== Exercise objective ==
Rewrite the lines from the first one through the line with "staticText: LTE <box>312 19 323 27</box>", both included. Change "Wallpaper services" to "Wallpaper options" and leave everything else the same.

== Exercise material ==
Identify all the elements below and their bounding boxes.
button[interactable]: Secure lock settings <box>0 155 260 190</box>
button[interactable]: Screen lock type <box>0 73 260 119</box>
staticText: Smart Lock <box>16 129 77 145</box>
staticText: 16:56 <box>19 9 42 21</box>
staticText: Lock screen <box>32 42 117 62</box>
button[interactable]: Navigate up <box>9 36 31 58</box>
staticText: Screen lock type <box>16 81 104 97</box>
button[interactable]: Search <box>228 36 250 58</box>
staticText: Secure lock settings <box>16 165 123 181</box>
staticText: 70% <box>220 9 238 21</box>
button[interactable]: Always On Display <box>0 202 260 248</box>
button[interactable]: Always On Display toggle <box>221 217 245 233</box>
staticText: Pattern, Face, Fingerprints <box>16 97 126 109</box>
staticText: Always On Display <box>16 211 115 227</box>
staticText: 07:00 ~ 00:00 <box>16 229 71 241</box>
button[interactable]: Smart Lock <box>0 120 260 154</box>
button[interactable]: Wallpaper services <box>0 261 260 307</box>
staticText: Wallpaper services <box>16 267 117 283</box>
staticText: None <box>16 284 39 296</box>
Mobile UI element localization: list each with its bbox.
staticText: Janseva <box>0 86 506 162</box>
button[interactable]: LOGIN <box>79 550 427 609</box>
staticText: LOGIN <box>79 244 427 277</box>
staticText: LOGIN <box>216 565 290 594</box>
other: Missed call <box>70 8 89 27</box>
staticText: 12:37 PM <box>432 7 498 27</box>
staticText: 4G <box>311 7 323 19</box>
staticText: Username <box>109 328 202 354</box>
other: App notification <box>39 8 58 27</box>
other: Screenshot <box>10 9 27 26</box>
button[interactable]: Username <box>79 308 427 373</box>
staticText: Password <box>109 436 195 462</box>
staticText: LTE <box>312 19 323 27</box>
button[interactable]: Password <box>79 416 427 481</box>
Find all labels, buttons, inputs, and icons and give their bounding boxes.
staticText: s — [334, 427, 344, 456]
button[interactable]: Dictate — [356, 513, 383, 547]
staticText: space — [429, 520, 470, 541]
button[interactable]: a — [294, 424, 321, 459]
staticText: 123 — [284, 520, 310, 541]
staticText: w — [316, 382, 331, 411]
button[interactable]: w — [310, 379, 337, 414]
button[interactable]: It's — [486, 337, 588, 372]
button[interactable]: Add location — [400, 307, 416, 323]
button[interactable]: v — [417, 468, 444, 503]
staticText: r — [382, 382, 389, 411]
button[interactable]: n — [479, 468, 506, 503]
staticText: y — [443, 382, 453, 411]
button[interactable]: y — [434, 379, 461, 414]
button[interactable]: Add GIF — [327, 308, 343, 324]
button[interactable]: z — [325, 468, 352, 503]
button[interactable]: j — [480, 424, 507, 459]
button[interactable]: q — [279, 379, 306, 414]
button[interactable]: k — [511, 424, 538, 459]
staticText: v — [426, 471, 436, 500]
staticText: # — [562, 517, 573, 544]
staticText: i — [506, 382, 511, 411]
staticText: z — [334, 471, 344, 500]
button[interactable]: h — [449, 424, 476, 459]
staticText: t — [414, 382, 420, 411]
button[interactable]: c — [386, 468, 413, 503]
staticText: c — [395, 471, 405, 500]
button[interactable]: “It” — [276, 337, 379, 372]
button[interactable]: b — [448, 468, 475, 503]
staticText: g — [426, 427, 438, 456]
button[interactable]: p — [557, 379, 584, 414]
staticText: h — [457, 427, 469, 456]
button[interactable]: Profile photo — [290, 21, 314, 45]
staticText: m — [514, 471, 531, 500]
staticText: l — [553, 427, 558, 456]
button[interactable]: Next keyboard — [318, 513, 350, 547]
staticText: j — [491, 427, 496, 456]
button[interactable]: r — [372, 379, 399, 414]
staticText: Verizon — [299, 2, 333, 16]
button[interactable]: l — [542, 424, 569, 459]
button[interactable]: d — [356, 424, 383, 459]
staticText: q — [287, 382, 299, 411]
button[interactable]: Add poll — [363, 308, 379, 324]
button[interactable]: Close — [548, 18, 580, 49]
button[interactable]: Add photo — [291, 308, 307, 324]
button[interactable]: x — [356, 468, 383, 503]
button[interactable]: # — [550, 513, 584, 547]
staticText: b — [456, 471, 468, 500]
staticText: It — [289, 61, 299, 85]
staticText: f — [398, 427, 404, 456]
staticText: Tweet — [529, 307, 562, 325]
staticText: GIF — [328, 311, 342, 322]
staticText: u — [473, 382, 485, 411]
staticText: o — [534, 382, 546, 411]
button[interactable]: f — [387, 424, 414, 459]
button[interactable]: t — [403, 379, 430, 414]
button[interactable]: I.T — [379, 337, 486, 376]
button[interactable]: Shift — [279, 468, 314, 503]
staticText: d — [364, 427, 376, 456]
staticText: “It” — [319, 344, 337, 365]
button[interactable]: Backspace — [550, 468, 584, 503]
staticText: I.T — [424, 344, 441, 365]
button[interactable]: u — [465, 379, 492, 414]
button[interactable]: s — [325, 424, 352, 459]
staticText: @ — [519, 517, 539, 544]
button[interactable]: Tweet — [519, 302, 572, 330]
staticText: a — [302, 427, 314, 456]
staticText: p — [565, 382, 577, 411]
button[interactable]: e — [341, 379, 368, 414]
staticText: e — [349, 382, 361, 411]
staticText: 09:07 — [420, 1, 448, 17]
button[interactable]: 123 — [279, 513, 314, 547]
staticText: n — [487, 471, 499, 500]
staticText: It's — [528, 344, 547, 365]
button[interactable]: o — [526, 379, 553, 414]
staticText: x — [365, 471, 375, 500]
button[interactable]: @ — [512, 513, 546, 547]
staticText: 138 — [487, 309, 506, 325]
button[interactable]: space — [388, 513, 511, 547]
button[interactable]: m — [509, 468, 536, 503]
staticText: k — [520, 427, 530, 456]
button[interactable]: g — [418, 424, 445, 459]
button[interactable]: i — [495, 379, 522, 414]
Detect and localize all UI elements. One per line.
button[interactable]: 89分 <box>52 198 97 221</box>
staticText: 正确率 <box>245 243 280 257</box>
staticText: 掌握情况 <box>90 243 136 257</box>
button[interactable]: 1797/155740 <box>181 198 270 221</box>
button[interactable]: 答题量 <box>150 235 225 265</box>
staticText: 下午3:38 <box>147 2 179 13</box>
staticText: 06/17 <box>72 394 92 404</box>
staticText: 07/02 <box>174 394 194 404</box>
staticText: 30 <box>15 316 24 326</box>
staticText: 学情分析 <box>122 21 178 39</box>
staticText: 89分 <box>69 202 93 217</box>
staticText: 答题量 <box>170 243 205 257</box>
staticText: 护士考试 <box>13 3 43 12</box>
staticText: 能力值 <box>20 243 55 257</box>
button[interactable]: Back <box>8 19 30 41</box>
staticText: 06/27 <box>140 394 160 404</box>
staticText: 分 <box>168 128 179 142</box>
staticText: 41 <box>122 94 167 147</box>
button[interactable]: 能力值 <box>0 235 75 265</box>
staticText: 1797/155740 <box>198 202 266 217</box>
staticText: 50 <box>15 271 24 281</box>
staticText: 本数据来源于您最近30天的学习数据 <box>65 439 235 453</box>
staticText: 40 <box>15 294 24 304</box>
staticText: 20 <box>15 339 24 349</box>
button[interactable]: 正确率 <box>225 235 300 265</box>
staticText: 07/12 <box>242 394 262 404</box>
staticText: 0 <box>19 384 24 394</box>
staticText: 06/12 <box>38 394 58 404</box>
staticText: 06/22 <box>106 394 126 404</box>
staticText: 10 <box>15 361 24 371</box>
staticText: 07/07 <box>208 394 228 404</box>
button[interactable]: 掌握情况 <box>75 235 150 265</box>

== Exercise result ==
Identify all the elements below and their bounding boxes.
button[interactable]: Secure lock settings <box>0 155 260 190</box>
button[interactable]: Screen lock type <box>0 73 260 119</box>
staticText: Smart Lock <box>16 129 77 145</box>
staticText: 16:56 <box>19 9 42 21</box>
staticText: Lock screen <box>32 42 117 62</box>
button[interactable]: Navigate up <box>9 36 31 58</box>
staticText: Screen lock type <box>16 81 104 97</box>
button[interactable]: Search <box>228 36 250 58</box>
staticText: Secure lock settings <box>16 165 123 181</box>
staticText: 70% <box>220 9 238 21</box>
button[interactable]: Always On Display <box>0 202 260 248</box>
button[interactable]: Always On Display toggle <box>221 217 245 233</box>
staticText: Pattern, Face, Fingerprints <box>16 97 126 109</box>
staticText: Always On Display <box>16 211 115 227</box>
staticText: 07:00 ~ 00:00 <box>16 229 71 241</box>
button[interactable]: Smart Lock <box>0 120 260 154</box>
button[interactable]: Wallpaper options <box>0 261 260 307</box>
staticText: Wallpaper options <box>16 267 117 283</box>
staticText: None <box>16 284 39 296</box>
Mobile UI element localization: list each with its bbox.
staticText: Janseva <box>0 86 506 162</box>
button[interactable]: LOGIN <box>79 550 427 609</box>
staticText: LOGIN <box>79 244 427 277</box>
staticText: LOGIN <box>216 565 290 594</box>
other: Missed call <box>70 8 89 27</box>
staticText: 12:37 PM <box>432 7 498 27</box>
staticText: 4G <box>311 7 323 19</box>
staticText: Username <box>109 328 202 354</box>
other: App notification <box>39 8 58 27</box>
other: Screenshot <box>10 9 27 26</box>
button[interactable]: Username <box>79 308 427 373</box>
staticText: Password <box>109 436 195 462</box>
staticText: LTE <box>312 19 323 27</box>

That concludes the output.